▸ **REQUEST**:
Your task is to copy the material exactly.

▸ **SUPPLIED MATERIAL**:
..............................
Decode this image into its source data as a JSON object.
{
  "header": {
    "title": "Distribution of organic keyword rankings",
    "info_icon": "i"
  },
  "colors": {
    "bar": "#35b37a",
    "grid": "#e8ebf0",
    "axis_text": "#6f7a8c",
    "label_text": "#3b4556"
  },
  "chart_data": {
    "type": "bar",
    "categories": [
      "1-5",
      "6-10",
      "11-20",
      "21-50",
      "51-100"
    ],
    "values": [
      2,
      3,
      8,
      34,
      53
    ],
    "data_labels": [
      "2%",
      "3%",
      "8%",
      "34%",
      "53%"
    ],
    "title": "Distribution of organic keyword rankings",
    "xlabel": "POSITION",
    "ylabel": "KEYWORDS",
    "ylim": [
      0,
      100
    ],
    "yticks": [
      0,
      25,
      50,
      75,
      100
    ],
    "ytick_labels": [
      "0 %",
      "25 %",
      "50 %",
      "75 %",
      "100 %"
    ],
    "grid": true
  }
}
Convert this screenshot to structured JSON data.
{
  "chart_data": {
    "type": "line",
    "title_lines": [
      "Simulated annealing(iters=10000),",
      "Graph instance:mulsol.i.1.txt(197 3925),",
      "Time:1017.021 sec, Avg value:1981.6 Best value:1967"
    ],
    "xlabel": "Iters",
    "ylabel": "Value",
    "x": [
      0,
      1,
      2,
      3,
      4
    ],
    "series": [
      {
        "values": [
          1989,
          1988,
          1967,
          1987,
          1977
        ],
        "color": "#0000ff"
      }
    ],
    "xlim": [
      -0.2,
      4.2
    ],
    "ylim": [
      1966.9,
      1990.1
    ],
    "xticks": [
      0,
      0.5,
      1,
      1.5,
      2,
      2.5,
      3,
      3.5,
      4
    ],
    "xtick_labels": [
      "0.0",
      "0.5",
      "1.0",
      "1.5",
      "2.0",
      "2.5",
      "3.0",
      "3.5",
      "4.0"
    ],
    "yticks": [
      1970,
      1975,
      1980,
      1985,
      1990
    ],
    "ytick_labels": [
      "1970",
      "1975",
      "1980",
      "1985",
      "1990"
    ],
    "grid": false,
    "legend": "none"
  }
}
..............................
▸ **FULL OUTPUT**:
Decode this image into its source data as a JSON object.
{
  "header": {
    "title": "Distribution of organic keyword rankings",
    "info_icon": "i"
  },
  "colors": {
    "bar": "#35b37a",
    "grid": "#e8ebf0",
    "axis_text": "#6f7a8c",
    "label_text": "#3b4556"
  },
  "chart_data": {
    "type": "bar",
    "categories": [
      "1-5",
      "6-10",
      "11-20",
      "21-50",
      "51-100"
    ],
    "values": [
      2,
      3,
      8,
      34,
      53
    ],
    "data_labels": [
      "2%",
      "3%",
      "8%",
      "34%",
      "53%"
    ],
    "title": "Distribution of organic keyword rankings",
    "xlabel": "POSITION",
    "ylabel": "KEYWORDS",
    "ylim": [
      0,
      100
    ],
    "yticks": [
      0,
      25,
      50,
      75,
      100
    ],
    "ytick_labels": [
      "0 %",
      "25 %",
      "50 %",
      "75 %",
      "100 %"
    ],
    "grid": true
  }
}
Convert this screenshot to structured JSON data.
{
  "chart_data": {
    "type": "line",
    "title_lines": [
      "Simulated annealing(iters=10000),",
      "Graph instance:mulsol.i.1.txt(197 3925),",
      "Time:1017.021 sec, Avg value:1981.6 Best value:1967"
    ],
    "xlabel": "Iters",
    "ylabel": "Value",
    "x": [
      0,
      1,
      2,
      3,
      4
    ],
    "series": [
      {
        "values": [
          1989,
          1988,
          1967,
          1987,
          1977
        ],
        "color": "#0000ff"
      }
    ],
    "xlim": [
      -0.2,
      4.2
    ],
    "ylim": [
      1966.9,
      1990.1
    ],
    "xticks": [
      0,
      0.5,
      1,
      1.5,
      2,
      2.5,
      3,
      3.5,
      4
    ],
    "xtick_labels": [
      "0.0",
      "0.5",
      "1.0",
      "1.5",
      "2.0",
      "2.5",
      "3.0",
      "3.5",
      "4.0"
    ],
    "yticks": [
      1970,
      1975,
      1980,
      1985,
      1990
    ],
    "ytick_labels": [
      "1970",
      "1975",
      "1980",
      "1985",
      "1990"
    ],
    "grid": false,
    "legend": "none"
  }
}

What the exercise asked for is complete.